**Collected data entries**
● ● ● ● ● ● ●

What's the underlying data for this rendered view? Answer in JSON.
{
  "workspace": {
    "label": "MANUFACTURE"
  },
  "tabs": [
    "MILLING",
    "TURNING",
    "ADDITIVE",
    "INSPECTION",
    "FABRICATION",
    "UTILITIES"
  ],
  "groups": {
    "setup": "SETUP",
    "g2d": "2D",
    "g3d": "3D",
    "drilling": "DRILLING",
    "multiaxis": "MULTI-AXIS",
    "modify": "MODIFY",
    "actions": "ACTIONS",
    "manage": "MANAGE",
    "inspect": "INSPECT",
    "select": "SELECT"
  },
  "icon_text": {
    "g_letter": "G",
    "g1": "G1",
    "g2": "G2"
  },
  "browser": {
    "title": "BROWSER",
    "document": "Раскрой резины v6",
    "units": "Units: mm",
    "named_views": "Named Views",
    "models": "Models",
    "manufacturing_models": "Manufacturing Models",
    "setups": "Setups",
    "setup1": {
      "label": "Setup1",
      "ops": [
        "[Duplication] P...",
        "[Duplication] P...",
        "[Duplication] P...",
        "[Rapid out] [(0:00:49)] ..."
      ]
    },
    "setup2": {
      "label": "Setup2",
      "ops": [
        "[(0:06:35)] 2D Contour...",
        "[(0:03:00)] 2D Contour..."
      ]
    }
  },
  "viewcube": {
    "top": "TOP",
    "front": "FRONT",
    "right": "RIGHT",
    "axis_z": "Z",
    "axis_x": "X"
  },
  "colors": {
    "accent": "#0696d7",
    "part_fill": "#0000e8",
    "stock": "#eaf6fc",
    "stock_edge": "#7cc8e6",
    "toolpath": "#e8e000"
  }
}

● ● ● ● ● ● ●

**Work required**
Using the data above, repeat every line exactly.

**Answer to this task**
What's the underlying data for this rendered view? Answer in JSON.
{
  "workspace": {
    "label": "MANUFACTURE"
  },
  "tabs": [
    "MILLING",
    "TURNING",
    "ADDITIVE",
    "INSPECTION",
    "FABRICATION",
    "UTILITIES"
  ],
  "groups": {
    "setup": "SETUP",
    "g2d": "2D",
    "g3d": "3D",
    "drilling": "DRILLING",
    "multiaxis": "MULTI-AXIS",
    "modify": "MODIFY",
    "actions": "ACTIONS",
    "manage": "MANAGE",
    "inspect": "INSPECT",
    "select": "SELECT"
  },
  "icon_text": {
    "g_letter": "G",
    "g1": "G1",
    "g2": "G2"
  },
  "browser": {
    "title": "BROWSER",
    "document": "Раскрой резины v6",
    "units": "Units: mm",
    "named_views": "Named Views",
    "models": "Models",
    "manufacturing_models": "Manufacturing Models",
    "setups": "Setups",
    "setup1": {
      "label": "Setup1",
      "ops": [
        "[Duplication] P...",
        "[Duplication] P...",
        "[Duplication] P...",
        "[Rapid out] [(0:00:49)] ..."
      ]
    },
    "setup2": {
      "label": "Setup2",
      "ops": [
        "[(0:06:35)] 2D Contour...",
        "[(0:03:00)] 2D Contour..."
      ]
    }
  },
  "viewcube": {
    "top": "TOP",
    "front": "FRONT",
    "right": "RIGHT",
    "axis_z": "Z",
    "axis_x": "X"
  },
  "colors": {
    "accent": "#0696d7",
    "part_fill": "#0000e8",
    "stock": "#eaf6fc",
    "stock_edge": "#7cc8e6",
    "toolpath": "#e8e000"
  }
}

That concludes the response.